# Problem to solve
Reproduce the listing below exactly, minus its pictures.

[begin Given data]

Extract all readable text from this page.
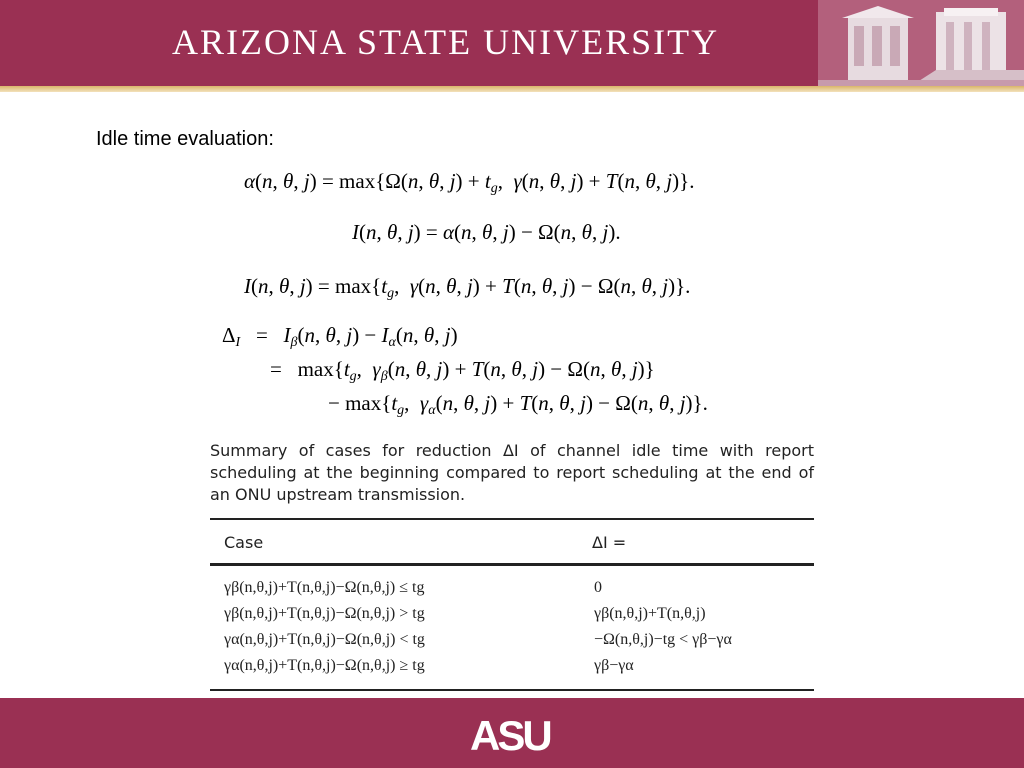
ARIZONA STATE UNIVERSITY
Idle time evaluation:
α(n, θ, j) = max{Ω(n, θ, $j) + t_g$,  γ(n, θ, j) + T(n, θ, j)}.
I(n, θ, j) = α(n, θ, j) − Ω(n, θ, j).
I(n, θ, $j) = \max\{t_g$,  γ(n, θ, j) + T(n, θ, j) − Ω(n, θ, j)}.
$\Delta_I = I_\beta(n$, θ, $j) - I_\alpha(n$, θ, j)
=   $\max\{t_g$,  $\gamma_\beta(n$, θ, j) + T(n, θ, j) − Ω(n, θ, j)}
− $\max\{t_g$,  $\gamma_\alpha(n$, θ, j) + T(n, θ, j) − Ω(n, θ, j)}.
Summary of cases for reduction ΔI of channel idle time with report scheduling at the beginning compared to report scheduling at the end of an ONU upstream transmission.
Case	ΔI =
γβ(n,θ,j)+T(n,θ,j)−Ω(n,θ,j) ≤ tg	0
γβ(n,θ,j)+T(n,θ,j)−Ω(n,θ,j) > tg	γβ(n,θ,j)+T(n,θ,j)
γα(n,θ,j)+T(n,θ,j)−Ω(n,θ,j) < tg	−Ω(n,θ,j)−tg < γβ−γα
γα(n,θ,j)+T(n,θ,j)−Ω(n,θ,j) ≥ tg	γβ−γα
ASU
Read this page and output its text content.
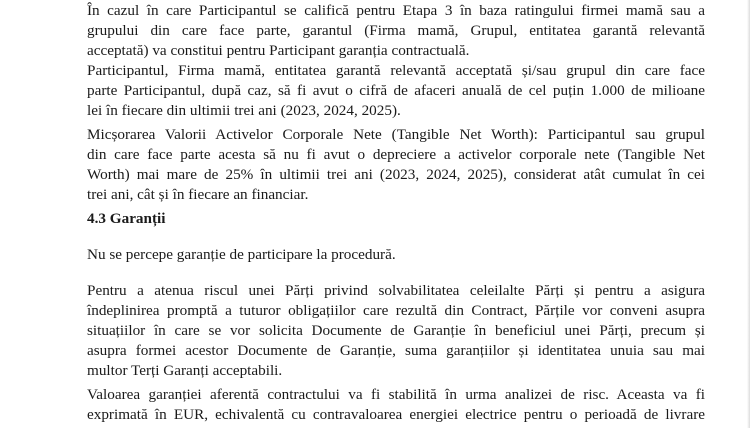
În cazul în care Participantul se califică pentru Etapa 3 în baza ratingului firmei mamă sau a
grupului din care face parte, garantul (Firma mamă, Grupul, entitatea garantă relevantă
acceptată) va constitui pentru Participant garanția contractuală.
Participantul, Firma mamă, entitatea garantă relevantă acceptată și/sau grupul din care face
parte Participantul, după caz, să fi avut o cifră de afaceri anuală de cel puțin 1.000 de milioane
lei în fiecare din ultimii trei ani (2023, 2024, 2025).
Micșorarea Valorii Activelor Corporale Nete (Tangible Net Worth): Participantul sau grupul
din care face parte acesta să nu fi avut o depreciere a activelor corporale nete (Tangible Net
Worth) mai mare de 25% în ultimii trei ani (2023, 2024, 2025), considerat atât cumulat în cei
trei ani, cât și în fiecare an financiar.
4.3 Garanții
Nu se percepe garanție de participare la procedură.
Pentru a atenua riscul unei Părți privind solvabilitatea celeilalte Părți și pentru a asigura
îndeplinirea promptă a tuturor obligațiilor care rezultă din Contract, Părțile vor conveni asupra
situațiilor în care se vor solicita Documente de Garanție în beneficiul unei Părți, precum și
asupra formei acestor Documente de Garanție, suma garanțiilor și identitatea unuia sau mai
multor Terți Garanți acceptabili.
Valoarea garanției aferentă contractului va fi stabilită în urma analizei de risc. Aceasta va fi
exprimată în EUR, echivalentă cu contravaloarea energiei electrice pentru o perioadă de livrare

[end Given data]

# Output below
Extract all readable text from this page.
ARIZONA STATE UNIVERSITY
Idle time evaluation:
α(n, θ, j) = max{Ω(n, θ, $j) + t_g$,  γ(n, θ, j) + T(n, θ, j)}.
I(n, θ, j) = α(n, θ, j) − Ω(n, θ, j).
I(n, θ, $j) = \max\{t_g$,  γ(n, θ, j) + T(n, θ, j) − Ω(n, θ, j)}.
$\Delta_I = I_\beta(n$, θ, $j) - I_\alpha(n$, θ, j)
=   $\max\{t_g$,  $\gamma_\beta(n$, θ, j) + T(n, θ, j) − Ω(n, θ, j)}
− $\max\{t_g$,  $\gamma_\alpha(n$, θ, j) + T(n, θ, j) − Ω(n, θ, j)}.
Summary of cases for reduction ΔI of channel idle time with report scheduling at the beginning compared to report scheduling at the end of an ONU upstream transmission.
Case	ΔI =
γβ(n,θ,j)+T(n,θ,j)−Ω(n,θ,j) ≤ tg	0
γβ(n,θ,j)+T(n,θ,j)−Ω(n,θ,j) > tg	γβ(n,θ,j)+T(n,θ,j)
γα(n,θ,j)+T(n,θ,j)−Ω(n,θ,j) < tg	−Ω(n,θ,j)−tg < γβ−γα
γα(n,θ,j)+T(n,θ,j)−Ω(n,θ,j) ≥ tg	γβ−γα
ASU
Read this page and output its text content.
În cazul în care Participantul se califică pentru Etapa 3 în baza ratingului firmei mamă sau a
grupului din care face parte, garantul (Firma mamă, Grupul, entitatea garantă relevantă
acceptată) va constitui pentru Participant garanția contractuală.
Participantul, Firma mamă, entitatea garantă relevantă acceptată și/sau grupul din care face
parte Participantul, după caz, să fi avut o cifră de afaceri anuală de cel puțin 1.000 de milioane
lei în fiecare din ultimii trei ani (2023, 2024, 2025).
Micșorarea Valorii Activelor Corporale Nete (Tangible Net Worth): Participantul sau grupul
din care face parte acesta să nu fi avut o depreciere a activelor corporale nete (Tangible Net
Worth) mai mare de 25% în ultimii trei ani (2023, 2024, 2025), considerat atât cumulat în cei
trei ani, cât și în fiecare an financiar.
4.3 Garanții
Nu se percepe garanție de participare la procedură.
Pentru a atenua riscul unei Părți privind solvabilitatea celeilalte Părți și pentru a asigura
îndeplinirea promptă a tuturor obligațiilor care rezultă din Contract, Părțile vor conveni asupra
situațiilor în care se vor solicita Documente de Garanție în beneficiul unei Părți, precum și
asupra formei acestor Documente de Garanție, suma garanțiilor și identitatea unuia sau mai
multor Terți Garanți acceptabili.
Valoarea garanției aferentă contractului va fi stabilită în urma analizei de risc. Aceasta va fi
exprimată în EUR, echivalentă cu contravaloarea energiei electrice pentru o perioadă de livrare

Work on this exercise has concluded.